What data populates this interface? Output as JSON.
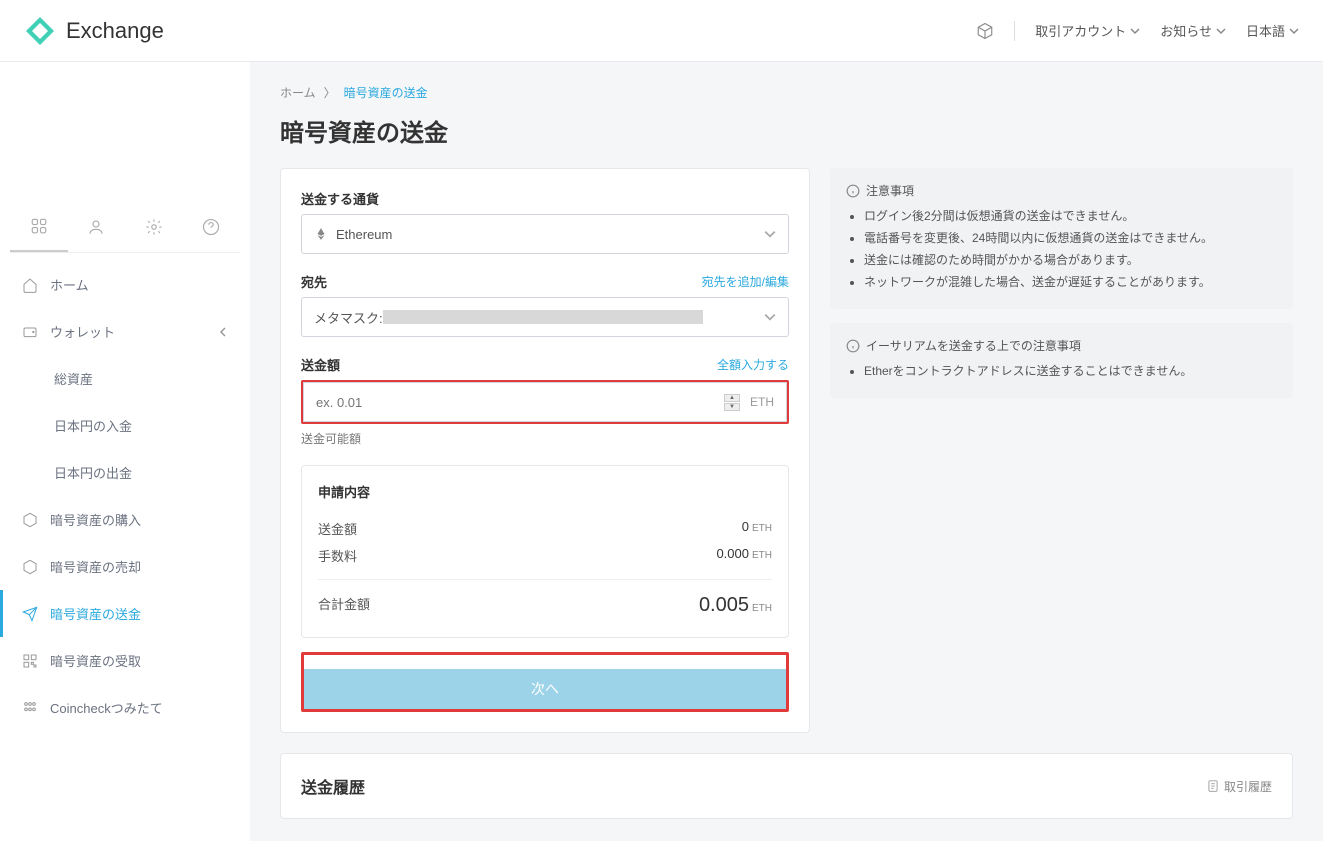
{
  "header": {
    "logo_text": "Exchange",
    "account": "取引アカウント",
    "notices": "お知らせ",
    "language": "日本語"
  },
  "sidebar": {
    "home": "ホーム",
    "wallet": "ウォレット",
    "children": {
      "total": "総資産",
      "jpy_in": "日本円の入金",
      "jpy_out": "日本円の出金"
    },
    "buy": "暗号資産の購入",
    "sell": "暗号資産の売却",
    "send": "暗号資産の送金",
    "receive": "暗号資産の受取",
    "tsumitate": "Coincheckつみたて"
  },
  "breadcrumb": {
    "home": "ホーム",
    "sep": "〉",
    "current": "暗号資産の送金"
  },
  "page_title": "暗号資産の送金",
  "form": {
    "currency_label": "送金する通貨",
    "currency_value": "Ethereum",
    "dest_label": "宛先",
    "dest_link": "宛先を追加/編集",
    "dest_value_prefix": "メタマスク: ",
    "amount_label": "送金額",
    "amount_link": "全額入力する",
    "amount_placeholder": "ex. 0.01",
    "amount_unit": "ETH",
    "amount_helper": "送金可能額"
  },
  "summary": {
    "title": "申請内容",
    "row_amount_label": "送金額",
    "row_amount_value": "0",
    "row_fee_label": "手数料",
    "row_fee_value": "0.000",
    "row_total_label": "合計金額",
    "row_total_value": "0.005",
    "unit": "ETH",
    "next": "次へ"
  },
  "notes1": {
    "title": "注意事項",
    "items": [
      "ログイン後2分間は仮想通貨の送金はできません。",
      "電話番号を変更後、24時間以内に仮想通貨の送金はできません。",
      "送金には確認のため時間がかかる場合があります。",
      "ネットワークが混雑した場合、送金が遅延することがあります。"
    ]
  },
  "notes2": {
    "title": "イーサリアムを送金する上での注意事項",
    "items": [
      "Etherをコントラクトアドレスに送金することはできません。"
    ]
  },
  "history": {
    "title": "送金履歴",
    "link": "取引履歴"
  }
}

● GIVEN TASK: Pictures stay out; reproduce every line of the records exactly.

● THE SOLUTION:
What data populates this interface? Output as JSON.
{
  "header": {
    "logo_text": "Exchange",
    "account": "取引アカウント",
    "notices": "お知らせ",
    "language": "日本語"
  },
  "sidebar": {
    "home": "ホーム",
    "wallet": "ウォレット",
    "children": {
      "total": "総資産",
      "jpy_in": "日本円の入金",
      "jpy_out": "日本円の出金"
    },
    "buy": "暗号資産の購入",
    "sell": "暗号資産の売却",
    "send": "暗号資産の送金",
    "receive": "暗号資産の受取",
    "tsumitate": "Coincheckつみたて"
  },
  "breadcrumb": {
    "home": "ホーム",
    "sep": "〉",
    "current": "暗号資産の送金"
  },
  "page_title": "暗号資産の送金",
  "form": {
    "currency_label": "送金する通貨",
    "currency_value": "Ethereum",
    "dest_label": "宛先",
    "dest_link": "宛先を追加/編集",
    "dest_value_prefix": "メタマスク: ",
    "amount_label": "送金額",
    "amount_link": "全額入力する",
    "amount_placeholder": "ex. 0.01",
    "amount_unit": "ETH",
    "amount_helper": "送金可能額"
  },
  "summary": {
    "title": "申請内容",
    "row_amount_label": "送金額",
    "row_amount_value": "0",
    "row_fee_label": "手数料",
    "row_fee_value": "0.000",
    "row_total_label": "合計金額",
    "row_total_value": "0.005",
    "unit": "ETH",
    "next": "次へ"
  },
  "notes1": {
    "title": "注意事項",
    "items": [
      "ログイン後2分間は仮想通貨の送金はできません。",
      "電話番号を変更後、24時間以内に仮想通貨の送金はできません。",
      "送金には確認のため時間がかかる場合があります。",
      "ネットワークが混雑した場合、送金が遅延することがあります。"
    ]
  },
  "notes2": {
    "title": "イーサリアムを送金する上での注意事項",
    "items": [
      "Etherをコントラクトアドレスに送金することはできません。"
    ]
  },
  "history": {
    "title": "送金履歴",
    "link": "取引履歴"
  }
}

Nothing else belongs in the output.